Task statement>
Your task is to transcribe the records exactly, skipping every image.

[Saved entries]
[Begin]

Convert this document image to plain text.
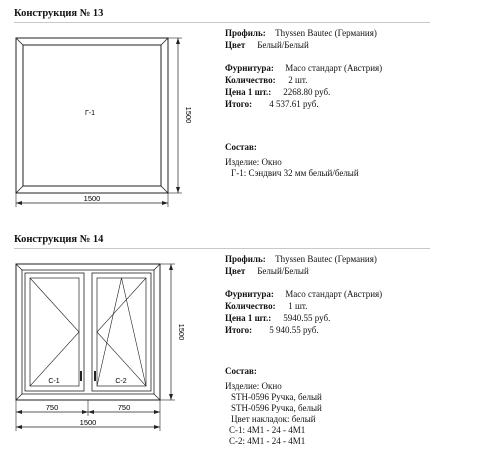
Конструкция № 13
Г-1	1500
1500
Профиль: Thyssen Bautec (Германия)
Цвет Белый/Белый
Фурнитура: Масо стандарт (Австрия)
Количество: 2 шт.
Цена 1 шт.: 2268.80 руб.
Итого: 4 537.61 руб.
Состав:
Изделие: Окно
Г-1: Сэндвич 32 мм белый/белый
Конструкция № 14
С-1	С-2
1500
750	750
1500
Профиль: Thyssen Bautec (Германия)
Цвет Белый/Белый
Фурнитура: Масо стандарт (Австрия)
Количество: 1 шт.
Цена 1 шт.: 5940.55 руб.
Итого: 5 940.55 руб.
Состав:
Изделие: Окно
STH-0596 Ручка, белый
STH-0596 Ручка, белый
Цвет накладок: белый
С-1: 4М1 - 24 - 4М1
С-2: 4М1 - 24 - 4М1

[End]

Answer>
Convert this document image to plain text.
Конструкция № 13
Г-1	1500
1500
Профиль: Thyssen Bautec (Германия)
Цвет Белый/Белый
Фурнитура: Масо стандарт (Австрия)
Количество: 2 шт.
Цена 1 шт.: 2268.80 руб.
Итого: 4 537.61 руб.
Состав:
Изделие: Окно
Г-1: Сэндвич 32 мм белый/белый
Конструкция № 14
С-1	С-2
1500
750	750
1500
Профиль: Thyssen Bautec (Германия)
Цвет Белый/Белый
Фурнитура: Масо стандарт (Австрия)
Количество: 1 шт.
Цена 1 шт.: 5940.55 руб.
Итого: 5 940.55 руб.
Состав:
Изделие: Окно
STH-0596 Ручка, белый
STH-0596 Ручка, белый
Цвет накладок: белый
С-1: 4М1 - 24 - 4М1
С-2: 4М1 - 24 - 4М1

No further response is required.